[Dataset items]
— START —

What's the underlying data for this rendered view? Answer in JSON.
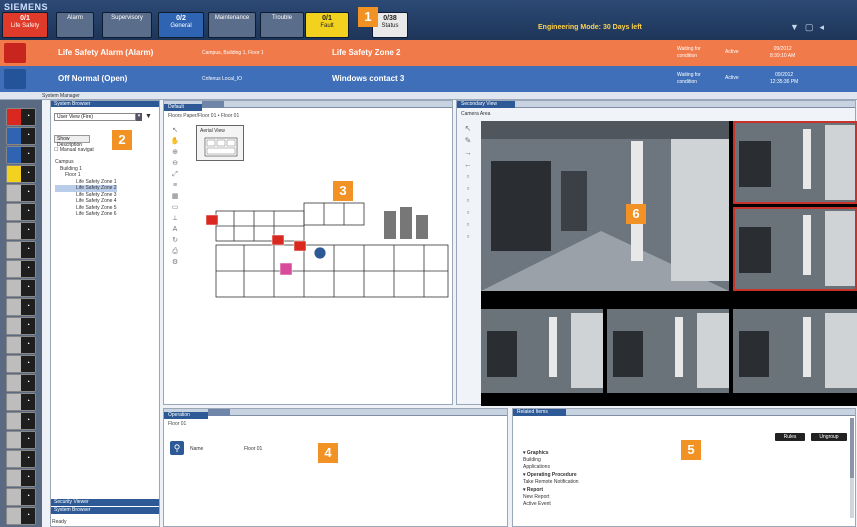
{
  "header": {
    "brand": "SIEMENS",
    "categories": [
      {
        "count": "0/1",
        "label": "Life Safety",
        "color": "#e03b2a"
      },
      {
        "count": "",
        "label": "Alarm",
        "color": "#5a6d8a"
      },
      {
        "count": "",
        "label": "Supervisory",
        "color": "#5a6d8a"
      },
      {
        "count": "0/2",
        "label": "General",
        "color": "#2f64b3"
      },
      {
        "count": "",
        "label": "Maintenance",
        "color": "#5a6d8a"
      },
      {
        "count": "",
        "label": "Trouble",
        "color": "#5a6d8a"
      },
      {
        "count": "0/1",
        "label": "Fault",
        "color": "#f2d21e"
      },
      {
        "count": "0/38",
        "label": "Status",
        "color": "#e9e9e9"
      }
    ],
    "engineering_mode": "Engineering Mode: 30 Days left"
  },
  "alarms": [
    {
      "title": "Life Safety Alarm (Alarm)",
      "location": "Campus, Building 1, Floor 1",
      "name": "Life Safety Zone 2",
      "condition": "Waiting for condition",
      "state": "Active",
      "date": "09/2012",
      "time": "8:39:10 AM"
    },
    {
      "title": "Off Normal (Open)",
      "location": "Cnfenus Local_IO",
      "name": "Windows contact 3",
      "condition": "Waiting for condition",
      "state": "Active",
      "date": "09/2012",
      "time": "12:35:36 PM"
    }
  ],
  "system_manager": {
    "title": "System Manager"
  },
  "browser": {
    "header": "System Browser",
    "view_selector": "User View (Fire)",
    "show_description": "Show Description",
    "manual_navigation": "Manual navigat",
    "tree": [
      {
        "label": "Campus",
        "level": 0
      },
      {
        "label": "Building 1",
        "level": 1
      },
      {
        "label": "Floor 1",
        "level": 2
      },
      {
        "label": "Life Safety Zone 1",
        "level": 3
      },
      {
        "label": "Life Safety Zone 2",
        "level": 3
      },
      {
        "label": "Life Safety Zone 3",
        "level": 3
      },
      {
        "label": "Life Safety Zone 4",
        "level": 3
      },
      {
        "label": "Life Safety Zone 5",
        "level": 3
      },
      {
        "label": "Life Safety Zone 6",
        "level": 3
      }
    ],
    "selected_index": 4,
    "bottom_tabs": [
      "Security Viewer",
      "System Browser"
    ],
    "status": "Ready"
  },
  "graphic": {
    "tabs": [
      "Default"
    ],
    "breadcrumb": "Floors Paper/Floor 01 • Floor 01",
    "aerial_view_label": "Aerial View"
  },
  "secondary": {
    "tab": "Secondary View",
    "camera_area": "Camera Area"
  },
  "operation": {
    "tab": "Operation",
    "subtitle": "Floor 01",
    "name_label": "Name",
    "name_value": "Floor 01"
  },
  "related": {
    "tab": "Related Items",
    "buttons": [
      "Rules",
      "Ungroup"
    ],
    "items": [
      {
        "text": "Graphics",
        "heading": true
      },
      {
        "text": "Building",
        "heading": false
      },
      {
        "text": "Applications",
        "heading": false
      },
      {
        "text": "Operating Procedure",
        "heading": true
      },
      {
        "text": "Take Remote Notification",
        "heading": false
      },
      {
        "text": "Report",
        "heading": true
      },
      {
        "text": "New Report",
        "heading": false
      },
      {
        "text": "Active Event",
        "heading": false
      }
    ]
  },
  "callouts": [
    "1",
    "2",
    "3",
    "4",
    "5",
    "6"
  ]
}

— END —
— START —

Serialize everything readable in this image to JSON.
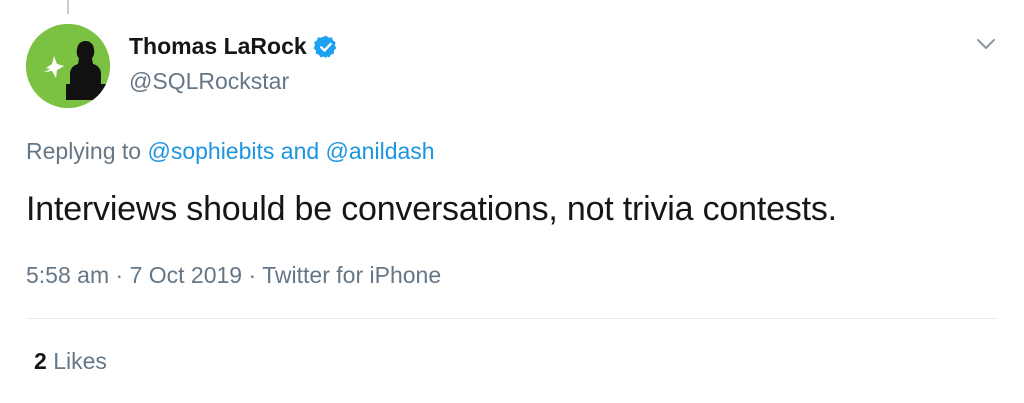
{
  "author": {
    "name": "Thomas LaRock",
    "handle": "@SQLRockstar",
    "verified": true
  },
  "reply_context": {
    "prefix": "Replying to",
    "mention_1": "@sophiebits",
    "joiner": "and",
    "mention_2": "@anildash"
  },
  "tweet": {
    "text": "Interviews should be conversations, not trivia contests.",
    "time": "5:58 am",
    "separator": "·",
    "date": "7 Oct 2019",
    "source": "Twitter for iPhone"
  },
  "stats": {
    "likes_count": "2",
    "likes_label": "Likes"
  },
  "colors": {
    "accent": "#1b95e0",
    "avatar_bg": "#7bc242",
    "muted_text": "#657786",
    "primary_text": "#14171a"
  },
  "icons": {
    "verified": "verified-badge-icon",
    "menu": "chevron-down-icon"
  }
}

— END —

Task details: Show every line in the entries where the string "this" occurs.

Written solution:
What's the underlying data for this rendered view? Answer in JSON.
Serialize everything readable in this image to JSON.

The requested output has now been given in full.